#### Rows ####

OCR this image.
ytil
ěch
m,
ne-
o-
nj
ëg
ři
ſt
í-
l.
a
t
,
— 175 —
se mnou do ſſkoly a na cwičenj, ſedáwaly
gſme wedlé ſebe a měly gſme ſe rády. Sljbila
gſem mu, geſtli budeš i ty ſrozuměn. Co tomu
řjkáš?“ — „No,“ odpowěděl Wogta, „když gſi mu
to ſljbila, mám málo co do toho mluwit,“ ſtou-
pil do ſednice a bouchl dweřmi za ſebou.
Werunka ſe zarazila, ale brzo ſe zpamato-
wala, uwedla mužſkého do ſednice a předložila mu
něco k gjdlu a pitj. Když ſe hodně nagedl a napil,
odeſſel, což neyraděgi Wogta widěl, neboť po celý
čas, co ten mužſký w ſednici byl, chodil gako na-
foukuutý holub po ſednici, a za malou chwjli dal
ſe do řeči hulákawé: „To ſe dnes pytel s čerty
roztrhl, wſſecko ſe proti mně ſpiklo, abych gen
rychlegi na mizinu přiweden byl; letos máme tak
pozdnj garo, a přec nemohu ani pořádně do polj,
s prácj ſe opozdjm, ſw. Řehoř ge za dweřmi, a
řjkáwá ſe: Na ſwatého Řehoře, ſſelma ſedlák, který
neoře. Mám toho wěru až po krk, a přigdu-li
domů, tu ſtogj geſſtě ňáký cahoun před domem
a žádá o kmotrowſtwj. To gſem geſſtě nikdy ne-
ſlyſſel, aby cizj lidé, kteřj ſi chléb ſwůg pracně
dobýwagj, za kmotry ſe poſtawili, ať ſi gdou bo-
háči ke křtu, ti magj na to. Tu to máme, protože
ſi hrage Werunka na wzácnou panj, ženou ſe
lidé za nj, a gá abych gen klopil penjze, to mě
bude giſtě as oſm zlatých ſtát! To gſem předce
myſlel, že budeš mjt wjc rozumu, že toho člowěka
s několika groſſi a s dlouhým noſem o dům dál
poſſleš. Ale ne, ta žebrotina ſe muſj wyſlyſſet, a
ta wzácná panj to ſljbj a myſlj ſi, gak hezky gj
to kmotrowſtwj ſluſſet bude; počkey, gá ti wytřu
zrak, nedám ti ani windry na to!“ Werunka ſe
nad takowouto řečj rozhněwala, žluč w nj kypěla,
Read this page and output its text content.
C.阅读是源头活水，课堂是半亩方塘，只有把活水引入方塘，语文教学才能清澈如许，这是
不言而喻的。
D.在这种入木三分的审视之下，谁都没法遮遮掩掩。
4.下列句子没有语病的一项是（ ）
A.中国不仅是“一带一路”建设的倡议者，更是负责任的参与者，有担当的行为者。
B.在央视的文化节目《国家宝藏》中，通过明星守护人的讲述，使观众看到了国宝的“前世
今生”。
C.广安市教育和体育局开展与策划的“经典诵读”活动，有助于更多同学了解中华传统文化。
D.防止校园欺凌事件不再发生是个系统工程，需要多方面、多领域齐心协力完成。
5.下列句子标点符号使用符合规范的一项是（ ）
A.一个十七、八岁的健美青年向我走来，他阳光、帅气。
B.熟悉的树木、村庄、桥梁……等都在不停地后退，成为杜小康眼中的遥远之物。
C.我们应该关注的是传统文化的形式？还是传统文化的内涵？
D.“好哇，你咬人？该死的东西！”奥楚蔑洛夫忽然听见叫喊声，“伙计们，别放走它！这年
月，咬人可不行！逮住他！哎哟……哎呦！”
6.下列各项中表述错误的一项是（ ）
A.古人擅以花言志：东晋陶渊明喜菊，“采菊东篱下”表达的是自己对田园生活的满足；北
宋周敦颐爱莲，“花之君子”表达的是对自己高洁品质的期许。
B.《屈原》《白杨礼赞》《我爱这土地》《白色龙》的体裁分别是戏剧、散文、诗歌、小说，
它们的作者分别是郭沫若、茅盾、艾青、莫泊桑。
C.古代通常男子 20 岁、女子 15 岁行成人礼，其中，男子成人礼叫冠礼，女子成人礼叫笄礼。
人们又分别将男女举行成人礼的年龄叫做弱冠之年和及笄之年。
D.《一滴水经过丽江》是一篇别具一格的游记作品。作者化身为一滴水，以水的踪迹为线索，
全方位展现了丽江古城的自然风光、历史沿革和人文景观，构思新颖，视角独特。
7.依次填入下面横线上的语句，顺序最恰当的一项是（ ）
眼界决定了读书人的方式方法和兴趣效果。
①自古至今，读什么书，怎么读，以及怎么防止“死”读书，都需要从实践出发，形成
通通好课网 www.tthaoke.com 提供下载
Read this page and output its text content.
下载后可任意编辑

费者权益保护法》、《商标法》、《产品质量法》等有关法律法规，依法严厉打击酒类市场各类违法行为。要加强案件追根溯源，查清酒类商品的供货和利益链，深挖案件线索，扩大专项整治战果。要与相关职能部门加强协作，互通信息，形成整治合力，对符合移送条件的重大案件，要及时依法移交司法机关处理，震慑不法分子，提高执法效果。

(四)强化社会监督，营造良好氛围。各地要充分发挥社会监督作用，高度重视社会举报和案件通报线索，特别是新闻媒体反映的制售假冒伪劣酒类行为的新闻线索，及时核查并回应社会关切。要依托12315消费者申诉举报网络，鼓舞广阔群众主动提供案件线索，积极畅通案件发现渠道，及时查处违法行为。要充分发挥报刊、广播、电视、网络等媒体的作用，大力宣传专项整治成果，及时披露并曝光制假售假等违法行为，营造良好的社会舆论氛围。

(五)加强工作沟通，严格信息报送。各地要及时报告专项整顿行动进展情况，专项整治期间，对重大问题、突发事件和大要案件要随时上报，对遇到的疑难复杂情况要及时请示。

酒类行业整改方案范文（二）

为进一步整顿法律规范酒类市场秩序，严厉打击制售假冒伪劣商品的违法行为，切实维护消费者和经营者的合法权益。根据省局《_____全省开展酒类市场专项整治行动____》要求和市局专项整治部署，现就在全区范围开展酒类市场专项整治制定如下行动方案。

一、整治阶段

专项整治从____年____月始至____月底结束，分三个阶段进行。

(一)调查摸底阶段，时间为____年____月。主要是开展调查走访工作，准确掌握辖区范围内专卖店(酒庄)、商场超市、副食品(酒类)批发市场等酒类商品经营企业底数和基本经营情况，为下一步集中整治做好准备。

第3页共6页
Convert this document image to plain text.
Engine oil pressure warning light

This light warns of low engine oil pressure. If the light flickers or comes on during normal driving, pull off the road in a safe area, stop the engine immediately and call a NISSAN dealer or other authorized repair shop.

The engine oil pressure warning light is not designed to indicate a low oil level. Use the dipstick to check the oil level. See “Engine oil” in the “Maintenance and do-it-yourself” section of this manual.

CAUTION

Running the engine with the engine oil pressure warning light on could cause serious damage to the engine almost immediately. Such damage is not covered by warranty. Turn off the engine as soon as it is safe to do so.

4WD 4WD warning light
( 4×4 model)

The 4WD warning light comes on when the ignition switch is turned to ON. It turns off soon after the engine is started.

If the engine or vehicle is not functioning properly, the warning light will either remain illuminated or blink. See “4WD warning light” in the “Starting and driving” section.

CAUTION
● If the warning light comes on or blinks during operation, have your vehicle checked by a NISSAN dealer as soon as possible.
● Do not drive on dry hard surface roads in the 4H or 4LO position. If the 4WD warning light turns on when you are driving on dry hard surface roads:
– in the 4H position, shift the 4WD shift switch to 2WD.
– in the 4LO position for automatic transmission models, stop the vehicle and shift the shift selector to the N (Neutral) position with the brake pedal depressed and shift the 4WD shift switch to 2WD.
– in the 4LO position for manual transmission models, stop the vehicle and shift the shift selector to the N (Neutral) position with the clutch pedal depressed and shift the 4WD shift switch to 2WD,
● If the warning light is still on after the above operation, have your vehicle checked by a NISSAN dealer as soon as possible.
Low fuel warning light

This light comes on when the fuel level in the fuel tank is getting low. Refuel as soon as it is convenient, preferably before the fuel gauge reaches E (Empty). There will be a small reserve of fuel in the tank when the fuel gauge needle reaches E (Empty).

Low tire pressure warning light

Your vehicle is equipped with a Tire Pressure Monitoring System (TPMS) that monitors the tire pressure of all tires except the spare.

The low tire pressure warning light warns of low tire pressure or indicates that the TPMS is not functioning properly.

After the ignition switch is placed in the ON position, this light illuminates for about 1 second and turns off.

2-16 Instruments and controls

####

Exercise goal » Look over the records above and copy each line that includes the string "possible".

Expected output »
● If the warning light comes on or blinks during operation, have your vehicle checked by a NISSAN dealer as soon as possible.
● If the warning light is still on after the above operation, have your vehicle checked by a NISSAN dealer as soon as possible.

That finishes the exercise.